### What to work on
In the material below, the lines containing the word "Mais" are required; copy each of them.

·····

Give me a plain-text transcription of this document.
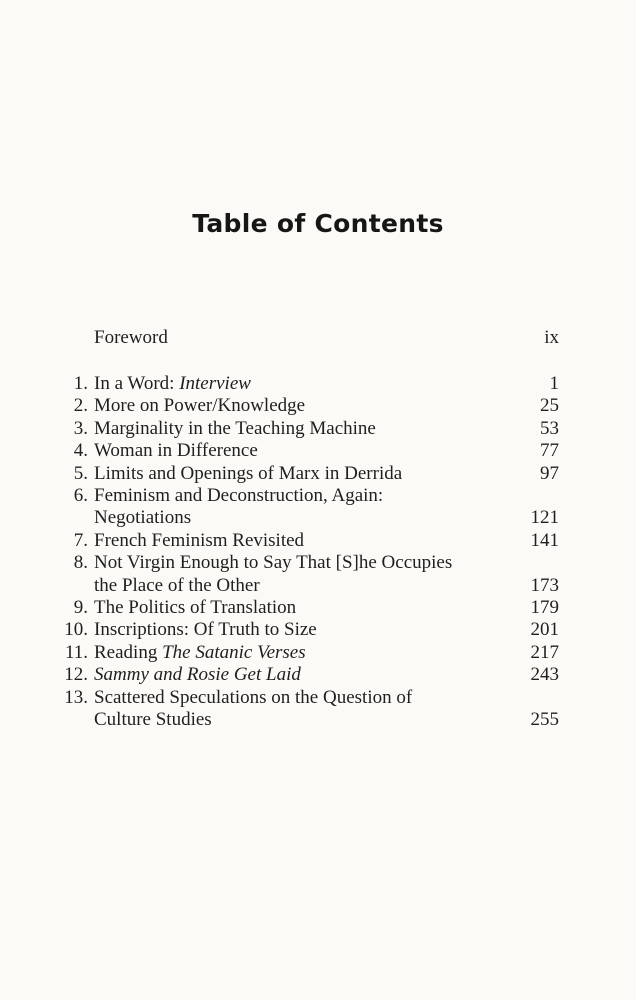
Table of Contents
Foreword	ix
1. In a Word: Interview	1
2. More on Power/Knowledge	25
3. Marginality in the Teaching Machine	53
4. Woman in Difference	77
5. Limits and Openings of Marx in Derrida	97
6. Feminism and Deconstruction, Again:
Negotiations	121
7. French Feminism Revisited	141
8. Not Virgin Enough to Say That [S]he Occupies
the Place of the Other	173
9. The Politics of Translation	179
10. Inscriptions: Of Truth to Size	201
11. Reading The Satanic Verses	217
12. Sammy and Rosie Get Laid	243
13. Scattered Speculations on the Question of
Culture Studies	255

·····

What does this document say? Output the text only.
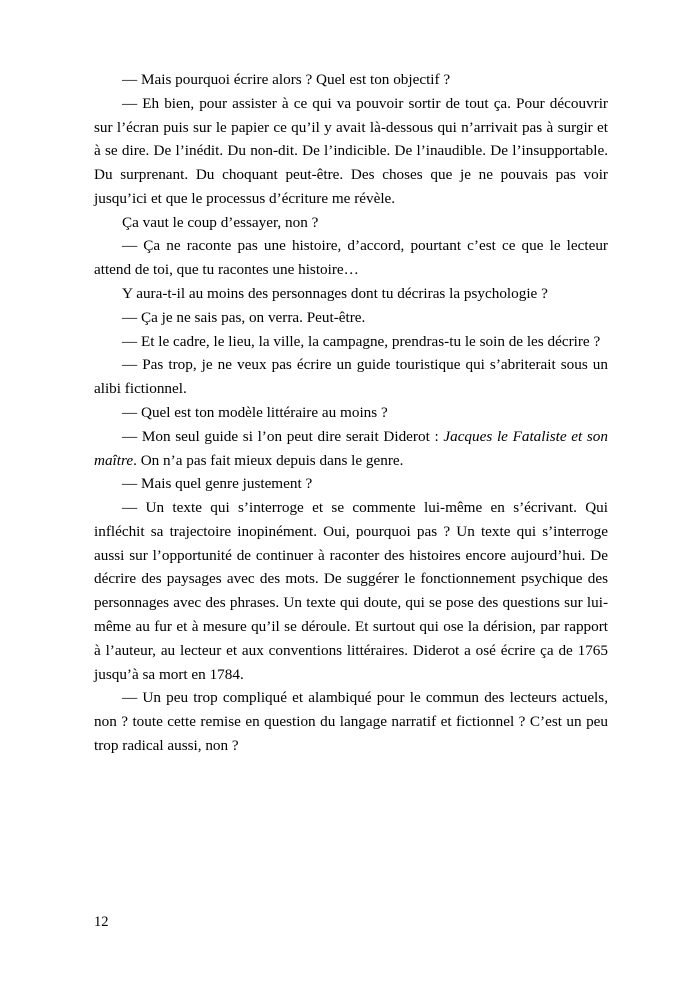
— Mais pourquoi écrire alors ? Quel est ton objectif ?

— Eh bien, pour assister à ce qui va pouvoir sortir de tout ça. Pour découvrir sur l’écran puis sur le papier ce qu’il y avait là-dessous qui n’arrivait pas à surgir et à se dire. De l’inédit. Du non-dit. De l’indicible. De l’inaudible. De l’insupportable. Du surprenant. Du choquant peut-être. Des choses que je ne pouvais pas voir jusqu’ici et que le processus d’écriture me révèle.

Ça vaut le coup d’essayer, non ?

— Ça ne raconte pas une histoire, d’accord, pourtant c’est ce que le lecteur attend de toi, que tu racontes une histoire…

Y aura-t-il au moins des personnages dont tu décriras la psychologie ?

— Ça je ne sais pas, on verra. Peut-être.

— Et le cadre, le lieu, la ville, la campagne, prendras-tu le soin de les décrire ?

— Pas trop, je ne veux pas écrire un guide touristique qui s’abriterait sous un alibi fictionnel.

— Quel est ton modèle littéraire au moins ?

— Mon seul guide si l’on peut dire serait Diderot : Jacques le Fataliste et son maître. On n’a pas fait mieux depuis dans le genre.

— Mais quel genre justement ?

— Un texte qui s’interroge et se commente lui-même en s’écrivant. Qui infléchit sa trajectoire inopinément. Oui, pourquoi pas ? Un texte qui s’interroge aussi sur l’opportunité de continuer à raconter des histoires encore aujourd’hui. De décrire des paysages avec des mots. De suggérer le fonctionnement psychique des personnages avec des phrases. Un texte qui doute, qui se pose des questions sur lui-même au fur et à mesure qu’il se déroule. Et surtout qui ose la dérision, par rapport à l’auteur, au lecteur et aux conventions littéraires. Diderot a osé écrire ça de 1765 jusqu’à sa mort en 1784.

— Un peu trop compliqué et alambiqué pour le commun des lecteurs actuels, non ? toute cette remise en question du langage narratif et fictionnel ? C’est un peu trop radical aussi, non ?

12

·····

### Exercise output
— Mais pourquoi écrire alors ? Quel est ton objectif ?
— Mais quel genre justement ?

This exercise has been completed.